■ **Task statement**: Find the string "recreation" in the records. Copy every line it appears in.

[Saved entries]
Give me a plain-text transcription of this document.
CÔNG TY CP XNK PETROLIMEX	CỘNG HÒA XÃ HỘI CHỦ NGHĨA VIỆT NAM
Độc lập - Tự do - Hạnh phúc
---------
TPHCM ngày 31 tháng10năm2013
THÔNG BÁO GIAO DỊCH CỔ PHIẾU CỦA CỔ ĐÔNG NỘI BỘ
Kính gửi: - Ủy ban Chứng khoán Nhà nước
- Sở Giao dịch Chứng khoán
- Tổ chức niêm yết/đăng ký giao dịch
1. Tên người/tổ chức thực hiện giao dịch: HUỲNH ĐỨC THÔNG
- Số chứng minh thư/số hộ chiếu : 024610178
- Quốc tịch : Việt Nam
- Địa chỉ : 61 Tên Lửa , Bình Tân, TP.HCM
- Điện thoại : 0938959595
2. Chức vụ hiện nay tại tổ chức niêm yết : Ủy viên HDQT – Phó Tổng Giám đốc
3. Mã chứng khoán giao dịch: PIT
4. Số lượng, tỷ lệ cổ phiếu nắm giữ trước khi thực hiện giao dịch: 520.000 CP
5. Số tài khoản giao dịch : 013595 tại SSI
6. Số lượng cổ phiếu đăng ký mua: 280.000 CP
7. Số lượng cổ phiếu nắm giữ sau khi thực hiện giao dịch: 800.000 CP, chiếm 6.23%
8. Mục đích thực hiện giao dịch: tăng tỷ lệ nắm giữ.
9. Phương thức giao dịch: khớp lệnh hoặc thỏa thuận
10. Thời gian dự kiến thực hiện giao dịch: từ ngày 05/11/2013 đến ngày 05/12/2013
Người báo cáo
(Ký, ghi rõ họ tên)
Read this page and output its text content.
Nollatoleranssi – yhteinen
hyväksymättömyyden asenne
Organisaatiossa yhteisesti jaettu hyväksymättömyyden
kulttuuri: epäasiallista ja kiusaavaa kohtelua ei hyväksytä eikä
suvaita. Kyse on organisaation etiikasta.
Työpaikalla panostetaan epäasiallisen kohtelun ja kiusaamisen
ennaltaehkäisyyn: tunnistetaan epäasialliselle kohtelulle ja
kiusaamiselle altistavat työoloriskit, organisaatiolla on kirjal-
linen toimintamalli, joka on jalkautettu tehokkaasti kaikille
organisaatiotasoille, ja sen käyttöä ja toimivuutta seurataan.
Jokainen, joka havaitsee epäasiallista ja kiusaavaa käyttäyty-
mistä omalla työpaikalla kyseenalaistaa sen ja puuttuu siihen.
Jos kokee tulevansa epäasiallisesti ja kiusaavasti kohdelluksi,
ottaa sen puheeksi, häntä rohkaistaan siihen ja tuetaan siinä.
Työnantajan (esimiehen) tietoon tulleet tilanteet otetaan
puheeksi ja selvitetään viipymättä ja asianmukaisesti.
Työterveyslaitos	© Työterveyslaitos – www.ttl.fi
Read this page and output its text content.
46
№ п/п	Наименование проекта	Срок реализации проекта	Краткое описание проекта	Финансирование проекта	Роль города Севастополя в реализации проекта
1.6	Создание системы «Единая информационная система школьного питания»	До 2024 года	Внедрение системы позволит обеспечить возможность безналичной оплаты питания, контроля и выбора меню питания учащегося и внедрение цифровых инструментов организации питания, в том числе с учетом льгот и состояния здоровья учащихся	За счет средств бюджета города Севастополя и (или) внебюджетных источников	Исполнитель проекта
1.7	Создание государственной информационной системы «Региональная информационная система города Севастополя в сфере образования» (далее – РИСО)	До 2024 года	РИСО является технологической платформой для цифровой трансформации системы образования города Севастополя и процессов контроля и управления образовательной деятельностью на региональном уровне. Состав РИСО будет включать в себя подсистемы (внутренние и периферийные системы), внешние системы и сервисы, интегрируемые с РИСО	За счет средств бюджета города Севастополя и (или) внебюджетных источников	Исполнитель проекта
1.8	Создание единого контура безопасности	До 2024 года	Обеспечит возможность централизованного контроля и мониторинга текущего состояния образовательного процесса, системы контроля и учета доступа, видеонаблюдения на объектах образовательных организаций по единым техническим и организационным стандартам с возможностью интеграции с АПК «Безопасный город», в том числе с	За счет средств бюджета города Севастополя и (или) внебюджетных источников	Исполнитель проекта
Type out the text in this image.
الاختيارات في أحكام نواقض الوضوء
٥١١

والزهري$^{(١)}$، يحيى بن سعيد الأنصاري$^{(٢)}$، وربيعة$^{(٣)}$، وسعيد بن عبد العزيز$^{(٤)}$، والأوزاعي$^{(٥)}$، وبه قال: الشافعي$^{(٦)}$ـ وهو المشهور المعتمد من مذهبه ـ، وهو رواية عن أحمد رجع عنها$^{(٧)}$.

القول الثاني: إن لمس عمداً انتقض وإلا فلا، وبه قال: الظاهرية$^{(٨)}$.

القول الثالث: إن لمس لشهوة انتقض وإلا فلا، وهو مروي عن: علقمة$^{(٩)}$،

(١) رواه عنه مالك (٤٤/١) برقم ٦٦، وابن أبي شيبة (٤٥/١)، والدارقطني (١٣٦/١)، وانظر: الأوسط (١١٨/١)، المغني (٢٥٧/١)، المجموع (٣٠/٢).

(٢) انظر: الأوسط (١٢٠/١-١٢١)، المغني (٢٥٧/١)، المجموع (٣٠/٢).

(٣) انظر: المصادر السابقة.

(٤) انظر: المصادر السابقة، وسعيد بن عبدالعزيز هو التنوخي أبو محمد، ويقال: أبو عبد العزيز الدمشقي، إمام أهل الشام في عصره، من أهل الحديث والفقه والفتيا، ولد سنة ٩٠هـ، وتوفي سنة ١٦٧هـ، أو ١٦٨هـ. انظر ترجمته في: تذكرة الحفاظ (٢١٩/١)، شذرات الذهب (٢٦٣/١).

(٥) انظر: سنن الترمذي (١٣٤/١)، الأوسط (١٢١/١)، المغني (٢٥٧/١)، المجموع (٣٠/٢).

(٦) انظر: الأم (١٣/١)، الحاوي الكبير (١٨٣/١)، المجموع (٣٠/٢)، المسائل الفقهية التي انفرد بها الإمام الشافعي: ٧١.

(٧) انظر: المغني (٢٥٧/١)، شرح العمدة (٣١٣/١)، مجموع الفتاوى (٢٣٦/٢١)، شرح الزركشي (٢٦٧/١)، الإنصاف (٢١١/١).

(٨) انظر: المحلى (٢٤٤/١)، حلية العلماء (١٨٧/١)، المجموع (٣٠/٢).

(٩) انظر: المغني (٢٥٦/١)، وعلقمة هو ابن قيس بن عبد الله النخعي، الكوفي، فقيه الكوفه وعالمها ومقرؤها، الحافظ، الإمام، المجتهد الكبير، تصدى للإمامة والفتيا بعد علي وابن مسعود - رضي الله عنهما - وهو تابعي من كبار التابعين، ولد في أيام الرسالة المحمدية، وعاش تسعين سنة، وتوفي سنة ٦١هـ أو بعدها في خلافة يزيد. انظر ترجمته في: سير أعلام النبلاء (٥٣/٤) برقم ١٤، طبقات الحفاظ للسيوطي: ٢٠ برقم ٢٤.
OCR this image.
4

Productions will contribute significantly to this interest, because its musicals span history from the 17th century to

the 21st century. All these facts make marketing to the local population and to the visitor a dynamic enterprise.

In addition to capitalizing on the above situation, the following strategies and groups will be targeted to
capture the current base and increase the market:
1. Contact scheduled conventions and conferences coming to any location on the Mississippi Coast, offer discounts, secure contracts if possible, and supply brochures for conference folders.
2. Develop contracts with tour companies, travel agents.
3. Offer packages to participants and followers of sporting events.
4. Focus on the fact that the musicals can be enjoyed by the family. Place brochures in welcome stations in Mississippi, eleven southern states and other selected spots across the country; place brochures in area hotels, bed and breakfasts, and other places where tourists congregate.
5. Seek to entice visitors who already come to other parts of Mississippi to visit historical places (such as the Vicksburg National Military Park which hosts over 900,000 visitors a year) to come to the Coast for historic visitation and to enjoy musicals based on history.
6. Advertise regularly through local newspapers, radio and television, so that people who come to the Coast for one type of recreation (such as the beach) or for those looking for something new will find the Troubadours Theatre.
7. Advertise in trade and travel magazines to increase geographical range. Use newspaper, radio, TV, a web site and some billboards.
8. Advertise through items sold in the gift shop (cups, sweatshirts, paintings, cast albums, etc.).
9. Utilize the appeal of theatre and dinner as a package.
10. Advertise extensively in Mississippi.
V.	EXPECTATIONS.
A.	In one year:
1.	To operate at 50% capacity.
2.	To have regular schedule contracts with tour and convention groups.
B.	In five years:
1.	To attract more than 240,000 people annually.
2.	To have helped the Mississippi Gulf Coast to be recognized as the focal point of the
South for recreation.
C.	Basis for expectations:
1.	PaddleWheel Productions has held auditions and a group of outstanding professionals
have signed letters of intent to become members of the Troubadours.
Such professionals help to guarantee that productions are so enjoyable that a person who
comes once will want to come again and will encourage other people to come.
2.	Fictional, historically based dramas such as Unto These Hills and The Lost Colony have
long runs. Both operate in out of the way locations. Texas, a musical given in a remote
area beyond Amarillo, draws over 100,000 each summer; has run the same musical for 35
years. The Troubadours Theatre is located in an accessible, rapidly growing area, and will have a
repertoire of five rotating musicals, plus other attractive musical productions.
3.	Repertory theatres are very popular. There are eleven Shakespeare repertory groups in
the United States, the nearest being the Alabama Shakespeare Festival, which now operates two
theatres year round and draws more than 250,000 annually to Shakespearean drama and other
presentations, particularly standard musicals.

■ **Answer to this exercise**:
6. Advertise regularly through local newspapers, radio and television, so that people who come to the Coast for one type of recreation (such as the beach) or for those looking for something new will find the Troubadours Theatre.
South for recreation.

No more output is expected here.